In the data that follows, count each line holding the string "color"; answer with the number only.
── Source material ──
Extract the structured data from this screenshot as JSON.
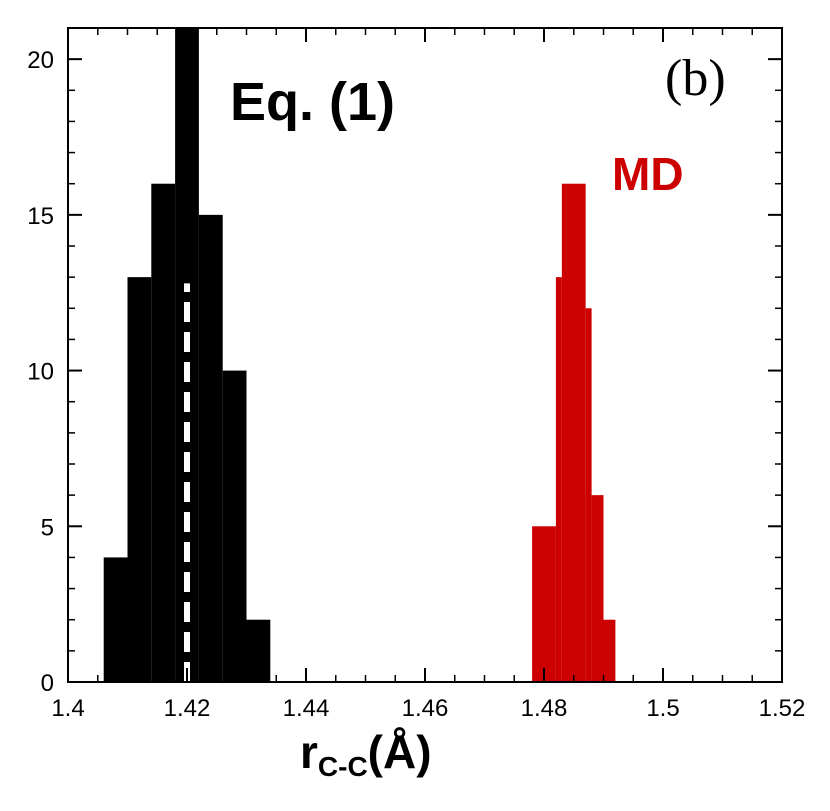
{
  "chart_data": {
    "type": "bar",
    "title": "",
    "panel_label": "(b)",
    "xlabel": {
      "main": "r",
      "subscript": "C-C",
      "suffix": "(Å)"
    },
    "ylabel": "",
    "xlim": [
      1.4,
      1.52
    ],
    "ylim": [
      0,
      21
    ],
    "x_ticks": [
      1.4,
      1.42,
      1.44,
      1.46,
      1.48,
      1.5,
      1.52
    ],
    "x_tick_labels": [
      "1.4",
      "1.42",
      "1.44",
      "1.46",
      "1.48",
      "1.5",
      "1.52"
    ],
    "y_ticks": [
      0,
      5,
      10,
      15,
      20
    ],
    "y_tick_labels": [
      "0",
      "5",
      "10",
      "15",
      "20"
    ],
    "series": [
      {
        "name": "Eq. (1)",
        "color": "#000000",
        "bins": [
          {
            "x0": 1.406,
            "x1": 1.41,
            "count": 4
          },
          {
            "x0": 1.41,
            "x1": 1.414,
            "count": 13
          },
          {
            "x0": 1.414,
            "x1": 1.418,
            "count": 16
          },
          {
            "x0": 1.418,
            "x1": 1.422,
            "count": 21
          },
          {
            "x0": 1.422,
            "x1": 1.426,
            "count": 15
          },
          {
            "x0": 1.426,
            "x1": 1.43,
            "count": 10
          },
          {
            "x0": 1.43,
            "x1": 1.434,
            "count": 2
          }
        ]
      },
      {
        "name": "MD",
        "color": "#cc0000",
        "bins": [
          {
            "x0": 1.478,
            "x1": 1.482,
            "count": 5
          },
          {
            "x0": 1.482,
            "x1": 1.483,
            "count": 13
          },
          {
            "x0": 1.483,
            "x1": 1.487,
            "count": 16
          },
          {
            "x0": 1.487,
            "x1": 1.488,
            "count": 12
          },
          {
            "x0": 1.488,
            "x1": 1.49,
            "count": 6
          },
          {
            "x0": 1.49,
            "x1": 1.492,
            "count": 2
          }
        ]
      }
    ],
    "reference_line": {
      "x": 1.42,
      "y_max": 12.8,
      "style": "dashed",
      "color": "#ffffff"
    },
    "annotations": [
      {
        "text": "Eq. (1)",
        "color": "#000000"
      },
      {
        "text": "MD",
        "color": "#cc0000"
      }
    ]
  }
}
───
→ Exercise answer:
5